-- START OF SOURCE --

16-02-2022

Kosmos Architects + Legato Sports Architecture: Uram Extreme Park, Kazan

Legato Sports Architecture, Kosmos Architects,

Ilya Ivanov,

Kazan, Russia,

Sport & Wellness,

The youth culture pavilion in Kazan’s Uram Extreme Park is a form of architecture that establishes a relationship with its surroundings on a pedestrian and urban scale. Kosmos + Legato Sports Architecture draw their inspiration from street culture, using the materials and forms typical of industrial constructions.



Kosmos Architects + Legato Sports Architecture: Uram Extreme Park, Kazan

The youth culture pavilion by Kosmos + Legato Sports Architecture in Kazan’s Uram Extreme Park is the most recent link added to a chain of public areas for sports and leisure use commissioned by the government of Tatarstan for the city of Kazan. Despite its historic vocation and the wealth of its heritage, the capital of the Russian republic of Tatarstan is demonstrating a strong desire for change, using territorial planning to respond to the demands of parts of the population of different ages with very different interests.
One particularly significant example of this is the redevelopment of the waterfront along the Kazanka River, a tributary of the Volga which cuts the city of Kazan in half: Russian studio Orchestra Design will be constructing a 3.5-kilometre-long walkway for outdoor activities between Millennium Bridge and the National Library. In the context of this masterplan, a movement of young activists asked for creation of an urban sports park for use as a gathering-place in the free area beneath the Millennium Bridge. The authorities were convinced by the “grassroots” origin of the demands and the idea that the project could provide fertile terrain for cross-generational dialogue. With the intention of building a park for “street sports”, they involved Legato Sports Architecture, which specialises in construction of urban parks for extreme sports, and studio Kosmos, which collaborated in the design of the youth culture pavilion in Uram Extreme Park.
While the outdoor structures are designed for extreme sports professionals, the indoor centre is intended for youth. In their programme, Kosmos and Legato designed a building on two levels measuring 8000 square metres, containing platforms for extreme sports (air park and skate bowl) surrounded by cultural facilities: a contemporary music centre, a skate shop, a dance hall, a gallery, a conference centre and a café. The indoor pavilion is a more sheltered place, accessible in any weather, with a programme intended also for kids and families combining training facilities with gathering-places and entertainment.

-- END OF SOURCE --
-- START OF STORED RECORDS --

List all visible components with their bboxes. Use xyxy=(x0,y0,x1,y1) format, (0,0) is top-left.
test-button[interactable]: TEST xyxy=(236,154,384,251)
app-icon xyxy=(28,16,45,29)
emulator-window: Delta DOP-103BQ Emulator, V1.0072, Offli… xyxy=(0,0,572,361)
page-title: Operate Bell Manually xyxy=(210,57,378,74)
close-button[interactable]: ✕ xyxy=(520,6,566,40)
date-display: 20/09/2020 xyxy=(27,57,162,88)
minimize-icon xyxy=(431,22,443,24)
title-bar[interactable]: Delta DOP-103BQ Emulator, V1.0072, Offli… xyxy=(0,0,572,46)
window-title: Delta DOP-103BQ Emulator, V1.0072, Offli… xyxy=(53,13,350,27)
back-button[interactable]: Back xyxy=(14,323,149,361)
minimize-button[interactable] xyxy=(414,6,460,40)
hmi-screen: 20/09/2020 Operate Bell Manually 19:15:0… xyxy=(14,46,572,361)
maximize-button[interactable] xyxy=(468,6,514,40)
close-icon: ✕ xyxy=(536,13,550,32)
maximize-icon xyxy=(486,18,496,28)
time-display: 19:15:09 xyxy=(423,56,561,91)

-- END OF STORED RECORDS --

• TASKS AND EXERCISES
[1] Copy the part of the Uram Extreme Park text starting at "While the outdoor" and ending at "gathering-places and entertainment.", word for word.
[2] Quote the entries word for word, starting at the first line of the entries and ending at the line containing "maximize-button[interactable] xyxy=(468,6,514,40)".
The text and the entries have no connection to each other.

• FINAL ANSWERS
[1]
While the outdoor structures are designed for extreme sports professionals, the indoor centre is intended for youth. In their programme, Kosmos and Legato designed a building on two levels measuring 8000 square metres, containing platforms for extreme sports (air park and skate bowl) surrounded by cultural facilities: a contemporary music centre, a skate shop, a dance hall, a gallery, a conference centre and a café. The indoor pavilion is a more sheltered place, accessible in any weather, with a programme intended also for kids and families combining training facilities with gathering-places and entertainment.

[2]
List all visible components with their bboxes. Use xyxy=(x0,y0,x1,y1) format, (0,0) is top-left.
test-button[interactable]: TEST xyxy=(236,154,384,251)
app-icon xyxy=(28,16,45,29)
emulator-window: Delta DOP-103BQ Emulator, V1.0072, Offli… xyxy=(0,0,572,361)
page-title: Operate Bell Manually xyxy=(210,57,378,74)
close-button[interactable]: ✕ xyxy=(520,6,566,40)
date-display: 20/09/2020 xyxy=(27,57,162,88)
minimize-icon xyxy=(431,22,443,24)
title-bar[interactable]: Delta DOP-103BQ Emulator, V1.0072, Offli… xyxy=(0,0,572,46)
window-title: Delta DOP-103BQ Emulator, V1.0072, Offli… xyxy=(53,13,350,27)
back-button[interactable]: Back xyxy=(14,323,149,361)
minimize-button[interactable] xyxy=(414,6,460,40)
hmi-screen: 20/09/2020 Operate Bell Manually 19:15:0… xyxy=(14,46,572,361)
maximize-button[interactable] xyxy=(468,6,514,40)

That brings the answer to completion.